DO THIS => Repeat only the lines below from the one that contains "Extract the chart's" through the final line, exactly. Omit pictures.
#### ITEMS
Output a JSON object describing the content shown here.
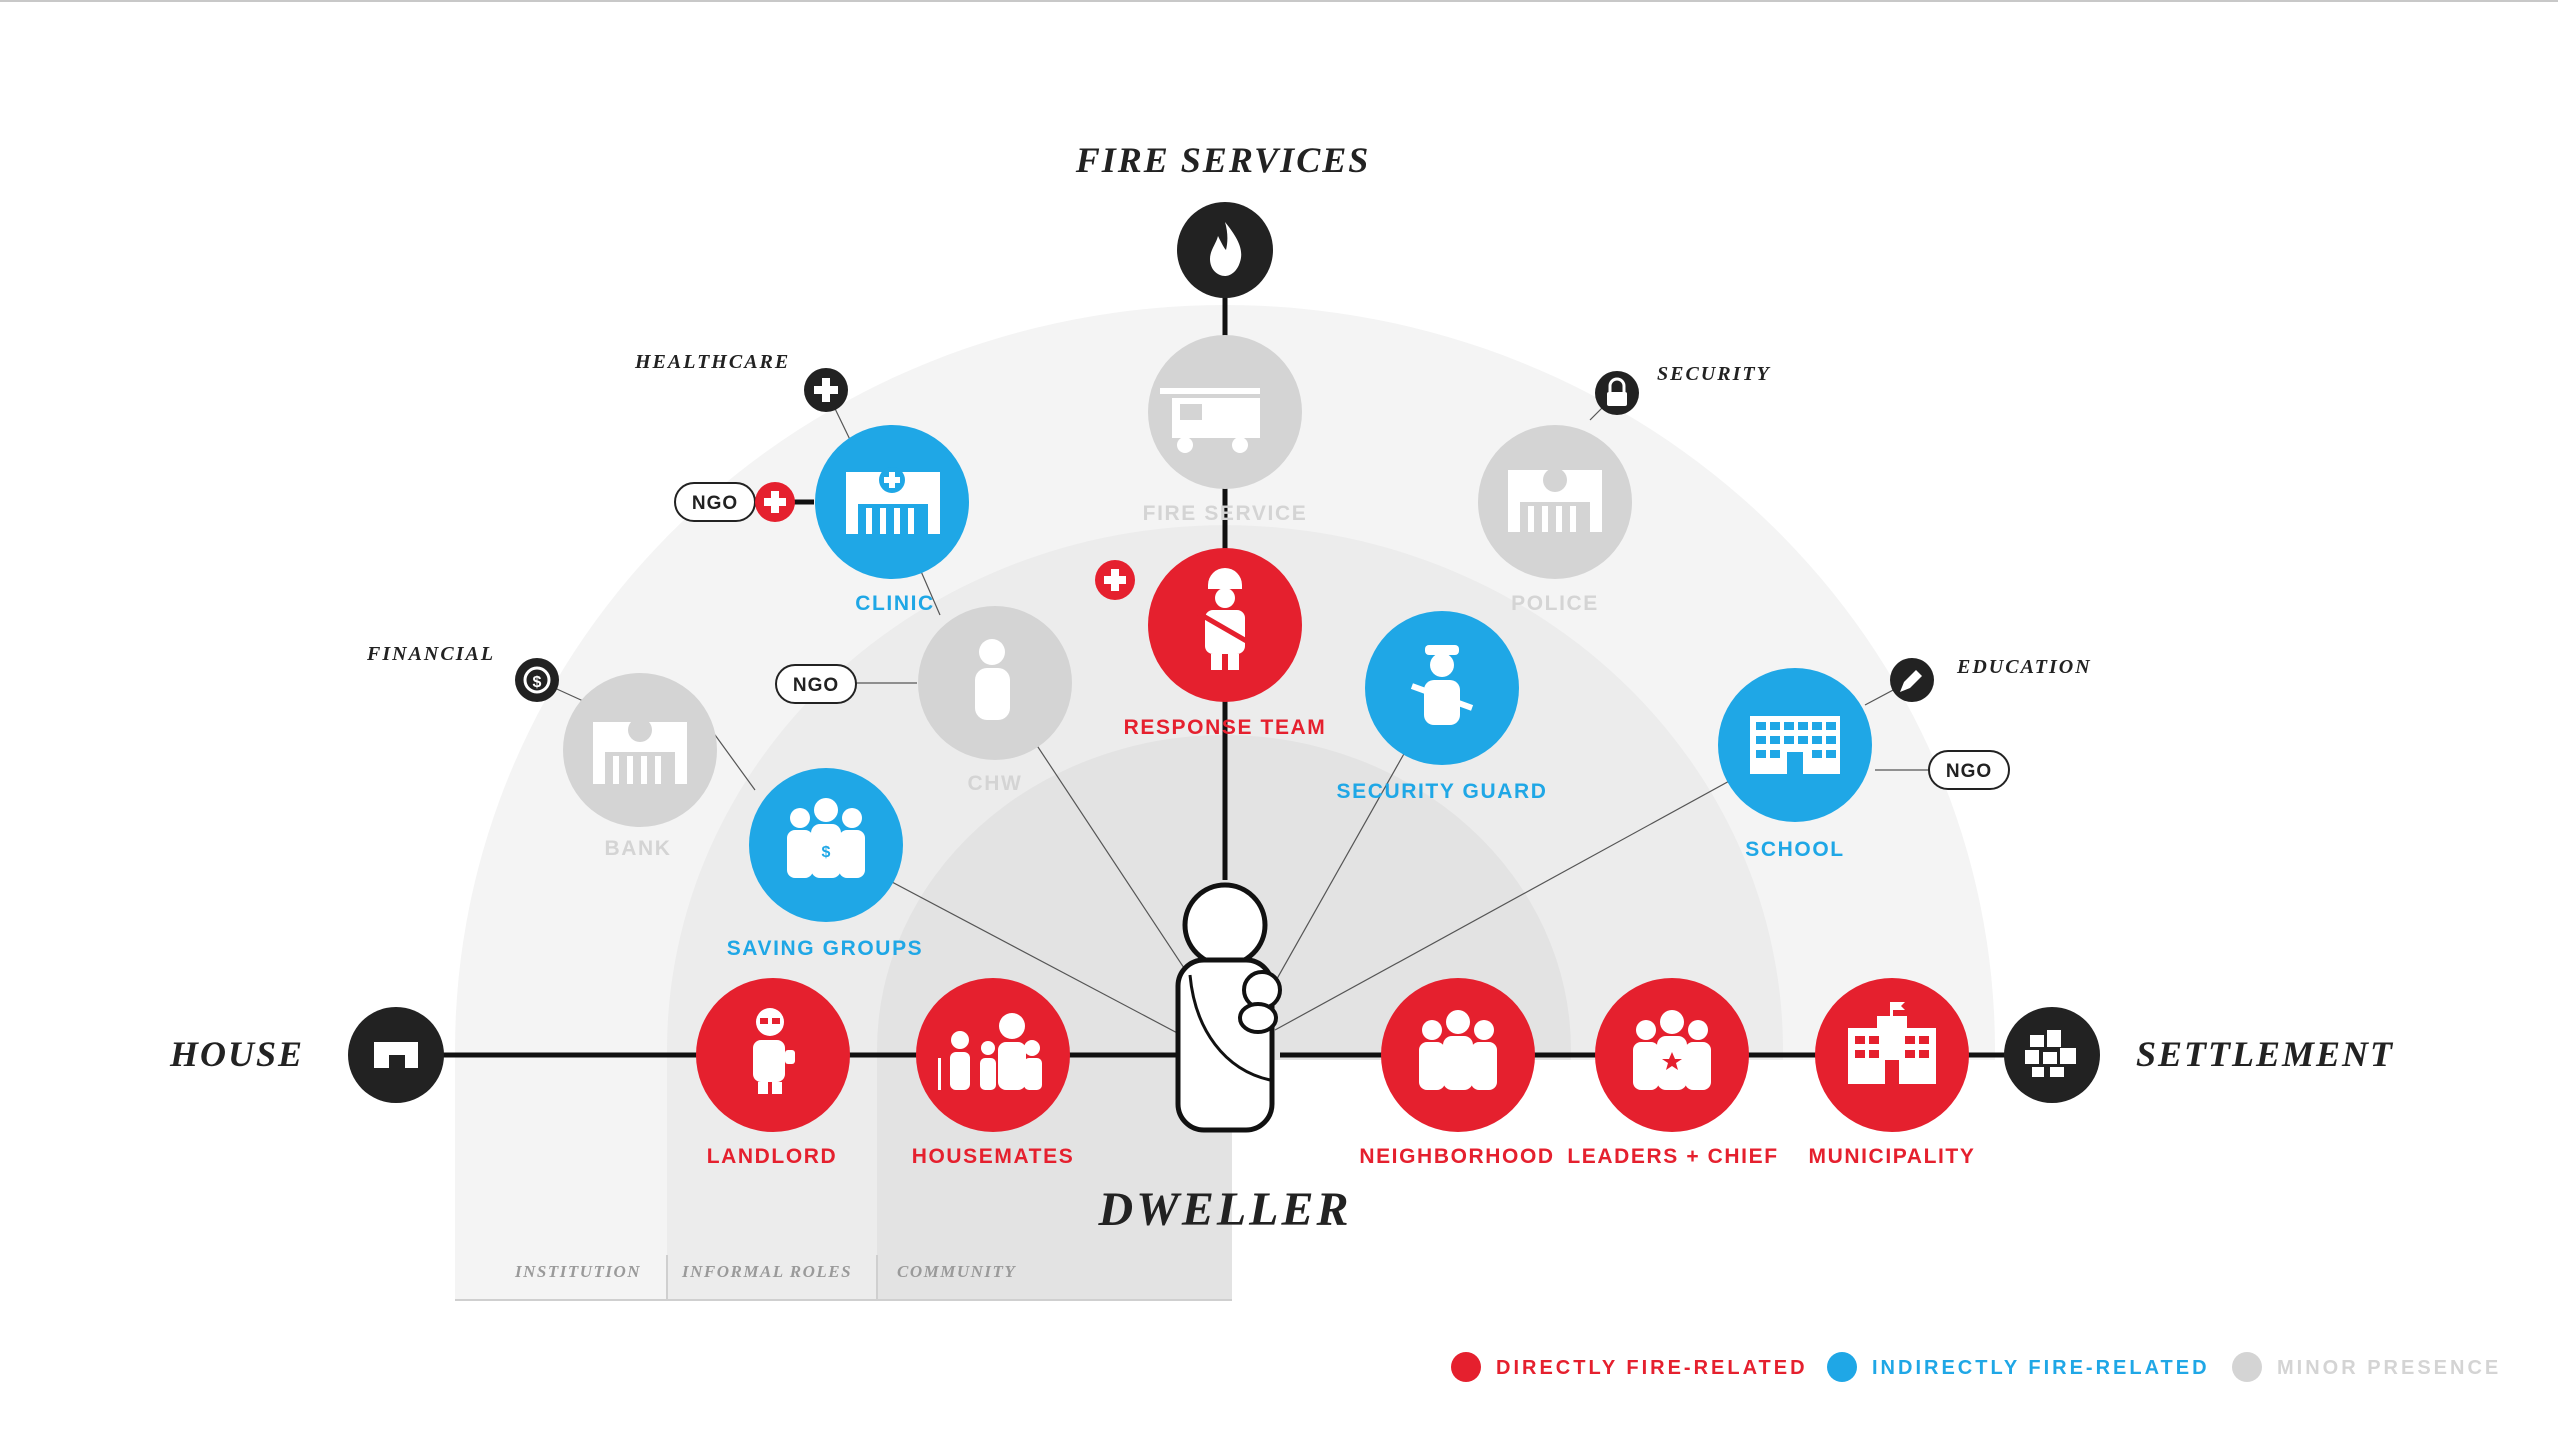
{
  "titles": {
    "top": "FIRE SERVICES",
    "left": "HOUSE",
    "right": "SETTLEMENT",
    "center": "DWELLER"
  },
  "categories": {
    "healthcare": "HEALTHCARE",
    "financial": "FINANCIAL",
    "security": "SECURITY",
    "education": "EDUCATION"
  },
  "bands": {
    "institution": "INSTITUTION",
    "informal_roles": "INFORMAL ROLES",
    "community": "COMMUNITY"
  },
  "nodes": {
    "fire_service": "FIRE SERVICE",
    "clinic": "CLINIC",
    "police": "POLICE",
    "chw": "CHW",
    "bank": "BANK",
    "response_team": "RESPONSE TEAM",
    "security_guard": "SECURITY GUARD",
    "saving_groups": "SAVING GROUPS",
    "school": "SCHOOL",
    "landlord": "LANDLORD",
    "housemates": "HOUSEMATES",
    "neighborhood": "NEIGHBORHOOD",
    "leaders_chief": "LEADERS + CHIEF",
    "municipality": "MUNICIPALITY"
  },
  "tags": {
    "ngo_clinic": "NGO",
    "ngo_chw": "NGO",
    "ngo_school": "NGO"
  },
  "legend": {
    "direct": "DIRECTLY FIRE-RELATED",
    "indirect": "INDIRECTLY FIRE-RELATED",
    "minor": "MINOR PRESENCE"
  },
  "colors": {
    "direct": "#e5202e",
    "indirect": "#1fa7e6",
    "minor": "#d4d4d4",
    "anchor": "#222222"
  },
  "icons": {
    "fire": "fire-icon",
    "house": "house-icon",
    "settlement": "settlement-icon",
    "health": "plus-icon",
    "financial": "dollar-coin-icon",
    "security": "lock-icon",
    "education": "pencil-icon"
  }
}
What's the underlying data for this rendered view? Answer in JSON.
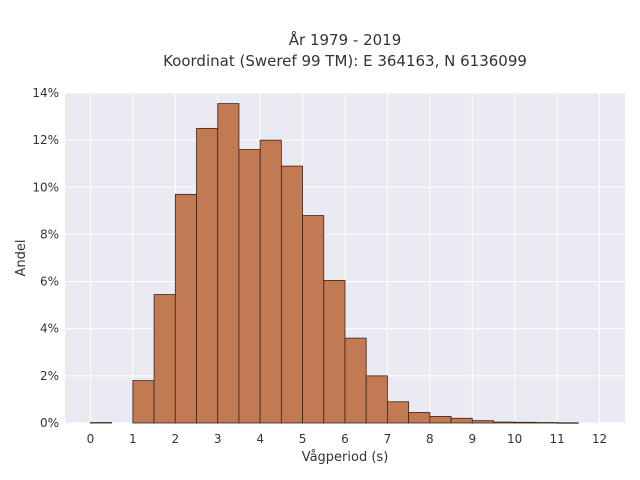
{
  "chart_data": {
    "type": "bar",
    "title": "År 1979 - 2019",
    "subtitle": "Koordinat (Sweref 99 TM): E 364163, N 6136099",
    "xlabel": "Vågperiod (s)",
    "ylabel": "Andel",
    "x_ticks": [
      "0",
      "1",
      "2",
      "3",
      "4",
      "5",
      "6",
      "7",
      "8",
      "9",
      "10",
      "11",
      "12"
    ],
    "y_ticks": [
      "0%",
      "2%",
      "4%",
      "6%",
      "8%",
      "10%",
      "12%",
      "14%"
    ],
    "xlim": [
      -0.6,
      12.6
    ],
    "ylim": [
      0,
      14
    ],
    "bin_width": 0.5,
    "bins_start": [
      0,
      1,
      1.5,
      2,
      2.5,
      3,
      3.5,
      4,
      4.5,
      5,
      5.5,
      6,
      6.5,
      7,
      7.5,
      8,
      8.5,
      9,
      9.5,
      10,
      10.5,
      11
    ],
    "values": [
      0.02,
      1.8,
      5.45,
      9.7,
      12.5,
      13.55,
      11.6,
      12.0,
      10.9,
      8.8,
      6.05,
      3.6,
      2.0,
      0.9,
      0.45,
      0.28,
      0.2,
      0.1,
      0.04,
      0.03,
      0.02,
      0.01
    ],
    "grid": true,
    "colors": {
      "bar_fill": "#c17a52",
      "bar_edge": "#3a2418",
      "plot_background": "#eaeaf2",
      "grid": "#ffffff"
    }
  }
}
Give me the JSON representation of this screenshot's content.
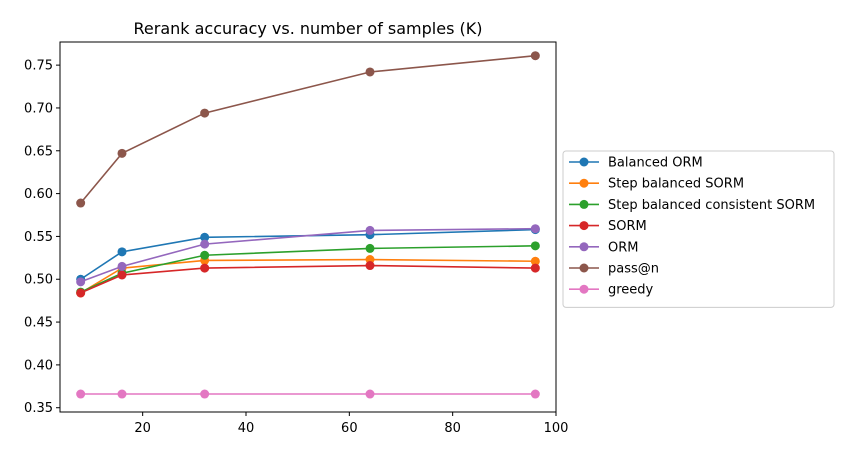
{
  "chart_data": {
    "type": "line",
    "title": "Rerank accuracy vs. number of samples (K)",
    "xlabel": "",
    "ylabel": "",
    "xlim": [
      4,
      100
    ],
    "ylim": [
      0.345,
      0.777
    ],
    "x_ticks": [
      20,
      40,
      60,
      80,
      100
    ],
    "y_ticks": [
      0.35,
      0.4,
      0.45,
      0.5,
      0.55,
      0.6,
      0.65,
      0.7,
      0.75
    ],
    "x_tick_labels": [
      "20",
      "40",
      "60",
      "80",
      "100"
    ],
    "y_tick_labels": [
      "0.35",
      "0.40",
      "0.45",
      "0.50",
      "0.55",
      "0.60",
      "0.65",
      "0.70",
      "0.75"
    ],
    "x": [
      8,
      16,
      32,
      64,
      96
    ],
    "grid": false,
    "legend_position": "outside-right",
    "series": [
      {
        "name": "Balanced ORM",
        "color": "#1f77b4",
        "values": [
          0.5,
          0.532,
          0.549,
          0.552,
          0.558
        ]
      },
      {
        "name": "Step balanced SORM",
        "color": "#ff7f0e",
        "values": [
          0.484,
          0.513,
          0.522,
          0.523,
          0.521
        ]
      },
      {
        "name": "Step balanced consistent SORM",
        "color": "#2ca02c",
        "values": [
          0.485,
          0.507,
          0.528,
          0.536,
          0.539
        ]
      },
      {
        "name": "SORM",
        "color": "#d62728",
        "values": [
          0.484,
          0.505,
          0.513,
          0.516,
          0.513
        ]
      },
      {
        "name": "ORM",
        "color": "#9467bd",
        "values": [
          0.497,
          0.515,
          0.541,
          0.557,
          0.559
        ]
      },
      {
        "name": "pass@n",
        "color": "#8c564b",
        "values": [
          0.589,
          0.647,
          0.694,
          0.742,
          0.761
        ]
      },
      {
        "name": "greedy",
        "color": "#e377c2",
        "values": [
          0.366,
          0.366,
          0.366,
          0.366,
          0.366
        ]
      }
    ]
  }
}
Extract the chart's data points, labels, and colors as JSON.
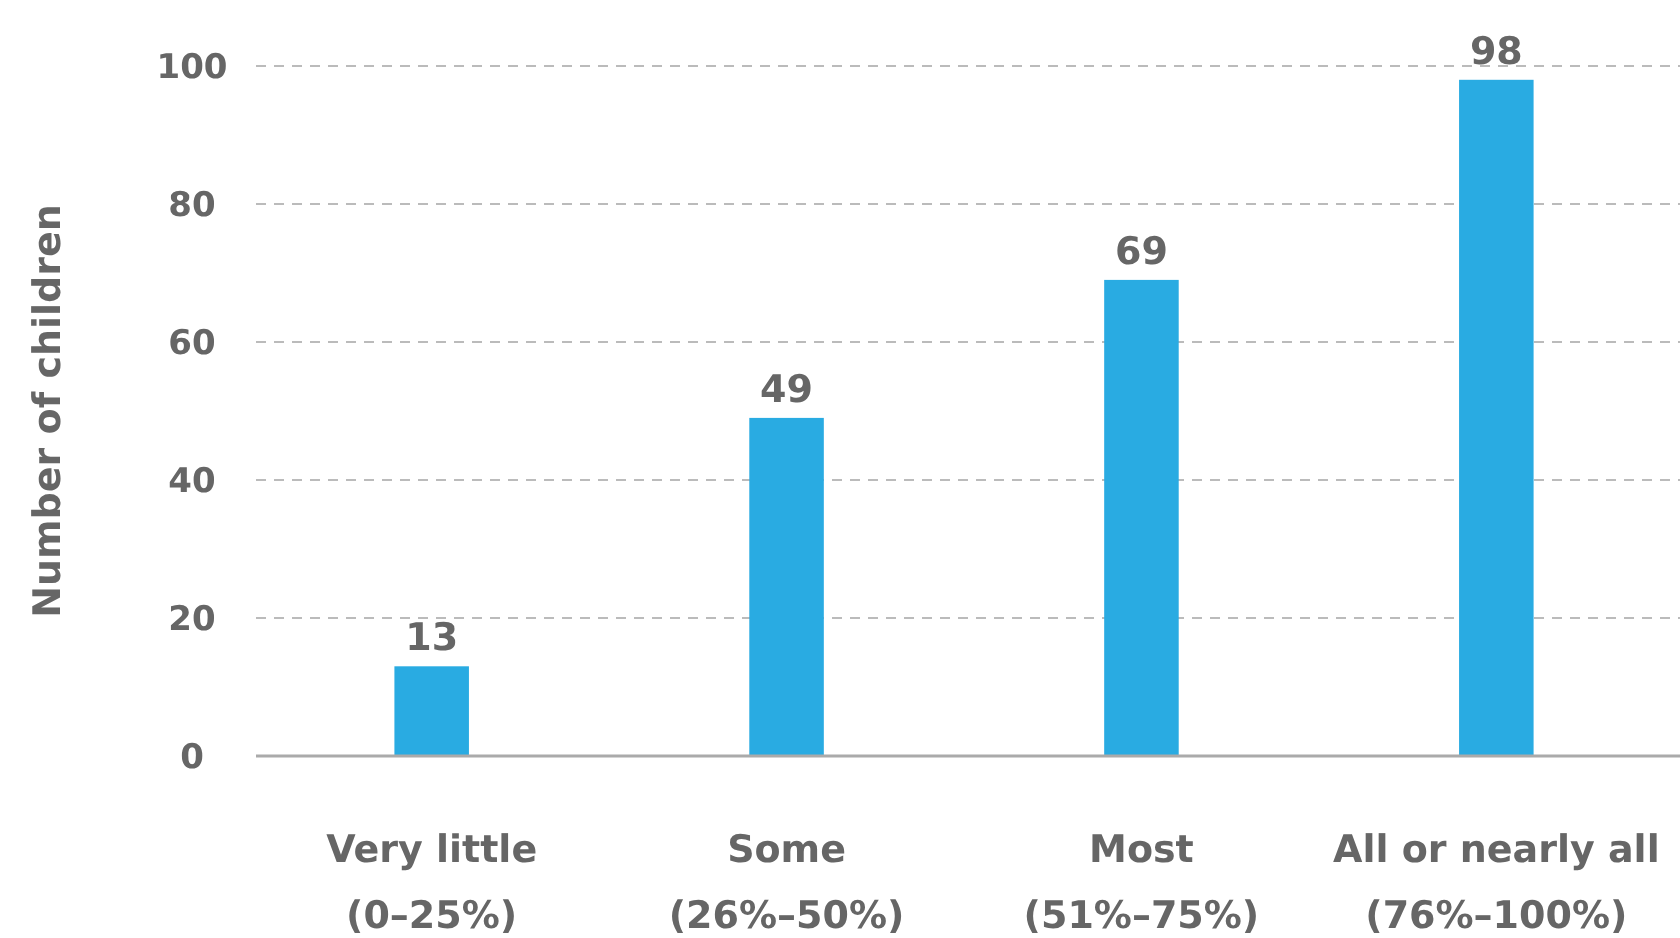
{
  "chart_data": {
    "type": "bar",
    "ylabel": "Number of children",
    "categories": [
      "Very little\n(0–25%)",
      "Some\n(26%–50%)",
      "Most\n(51%–75%)",
      "All or nearly all\n(76%–100%)"
    ],
    "values": [
      13,
      49,
      69,
      98
    ],
    "color": "#29abe2",
    "ylim": [
      0,
      100
    ],
    "yticks": [
      0,
      20,
      40,
      60,
      80,
      100
    ],
    "grid": "y",
    "data_labels": true
  }
}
########
EXERCISE ANSWER =>
Extract the chart's data points, labels, and colors as JSON.
{
  "chart_data": {
    "type": "bar",
    "ylabel": "Number of children",
    "categories": [
      "Very little\n(0–25%)",
      "Some\n(26%–50%)",
      "Most\n(51%–75%)",
      "All or nearly all\n(76%–100%)"
    ],
    "values": [
      13,
      49,
      69,
      98
    ],
    "color": "#29abe2",
    "ylim": [
      0,
      100
    ],
    "yticks": [
      0,
      20,
      40,
      60,
      80,
      100
    ],
    "grid": "y",
    "data_labels": true
  }
}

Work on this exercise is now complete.